▶ [Task directions]:
Word for word, set down the records and skip each picture.

▶ [Material]:
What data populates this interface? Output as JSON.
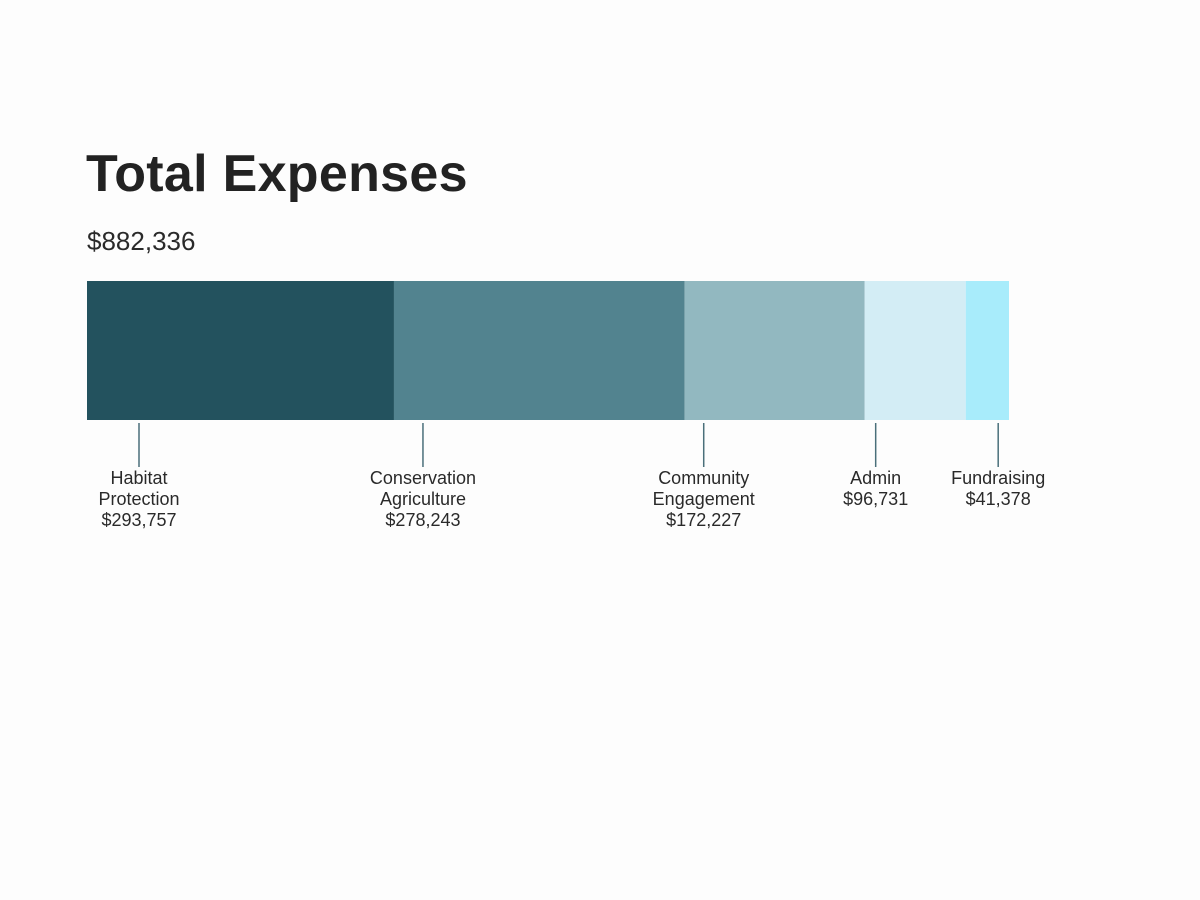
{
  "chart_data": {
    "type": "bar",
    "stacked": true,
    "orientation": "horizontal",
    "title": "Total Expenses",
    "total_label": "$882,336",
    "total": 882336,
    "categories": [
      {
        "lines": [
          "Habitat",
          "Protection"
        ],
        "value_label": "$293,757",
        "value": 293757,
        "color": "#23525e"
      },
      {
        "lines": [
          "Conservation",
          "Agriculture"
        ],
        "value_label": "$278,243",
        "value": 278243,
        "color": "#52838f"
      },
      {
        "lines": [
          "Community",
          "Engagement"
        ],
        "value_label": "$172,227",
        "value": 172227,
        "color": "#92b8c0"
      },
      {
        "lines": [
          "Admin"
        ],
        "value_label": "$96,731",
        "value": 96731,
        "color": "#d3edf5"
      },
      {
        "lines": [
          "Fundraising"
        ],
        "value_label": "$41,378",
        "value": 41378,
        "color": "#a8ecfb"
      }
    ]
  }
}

▶ [Answer for this exercise]:
What data populates this interface? Output as JSON.
{
  "chart_data": {
    "type": "bar",
    "stacked": true,
    "orientation": "horizontal",
    "title": "Total Expenses",
    "total_label": "$882,336",
    "total": 882336,
    "categories": [
      {
        "lines": [
          "Habitat",
          "Protection"
        ],
        "value_label": "$293,757",
        "value": 293757,
        "color": "#23525e"
      },
      {
        "lines": [
          "Conservation",
          "Agriculture"
        ],
        "value_label": "$278,243",
        "value": 278243,
        "color": "#52838f"
      },
      {
        "lines": [
          "Community",
          "Engagement"
        ],
        "value_label": "$172,227",
        "value": 172227,
        "color": "#92b8c0"
      },
      {
        "lines": [
          "Admin"
        ],
        "value_label": "$96,731",
        "value": 96731,
        "color": "#d3edf5"
      },
      {
        "lines": [
          "Fundraising"
        ],
        "value_label": "$41,378",
        "value": 41378,
        "color": "#a8ecfb"
      }
    ]
  }
}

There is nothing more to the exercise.